# Raw records:
※

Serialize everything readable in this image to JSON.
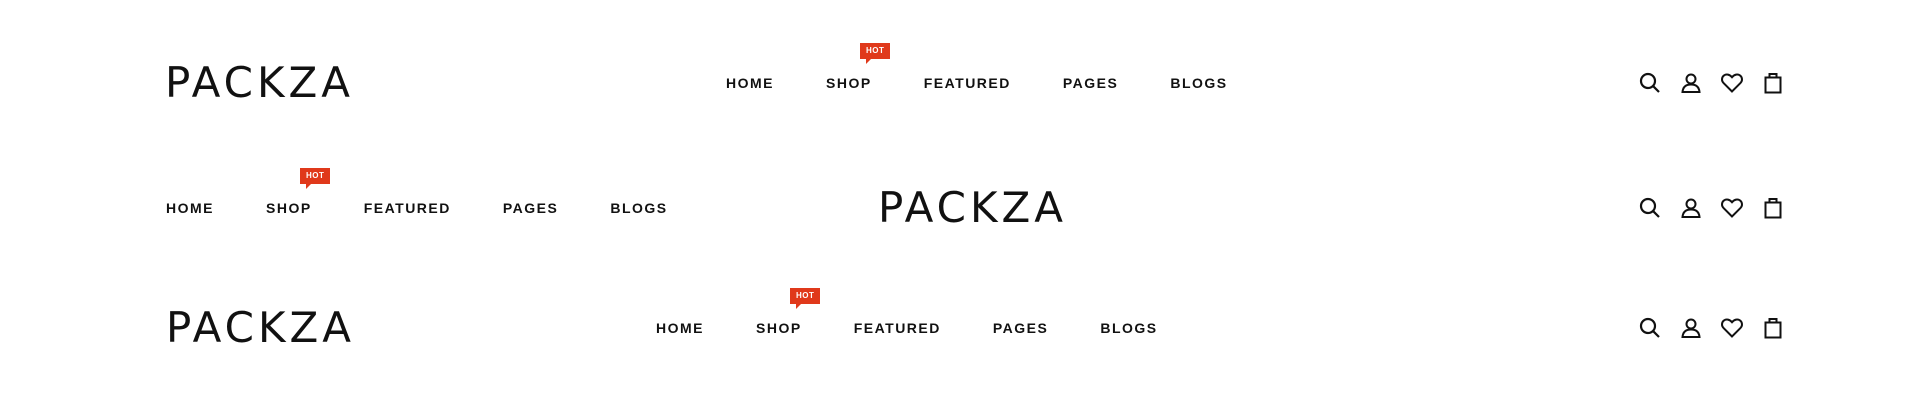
{
  "brand": "PACKZA",
  "badge": "HOT",
  "nav": [
    "HOME",
    "SHOP",
    "FEATURED",
    "PAGES",
    "BLOGS"
  ],
  "badge_color": "#e0391b",
  "icons": [
    "search-icon",
    "user-icon",
    "heart-icon",
    "shopping-bag-icon"
  ]
}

※

Omit every picture, then repeat the remaining data exactly as it appears above.

# Solution:
Serialize everything readable in this image to JSON.
{
  "brand": "PACKZA",
  "badge": "HOT",
  "nav": [
    "HOME",
    "SHOP",
    "FEATURED",
    "PAGES",
    "BLOGS"
  ],
  "badge_color": "#e0391b",
  "icons": [
    "search-icon",
    "user-icon",
    "heart-icon",
    "shopping-bag-icon"
  ]
}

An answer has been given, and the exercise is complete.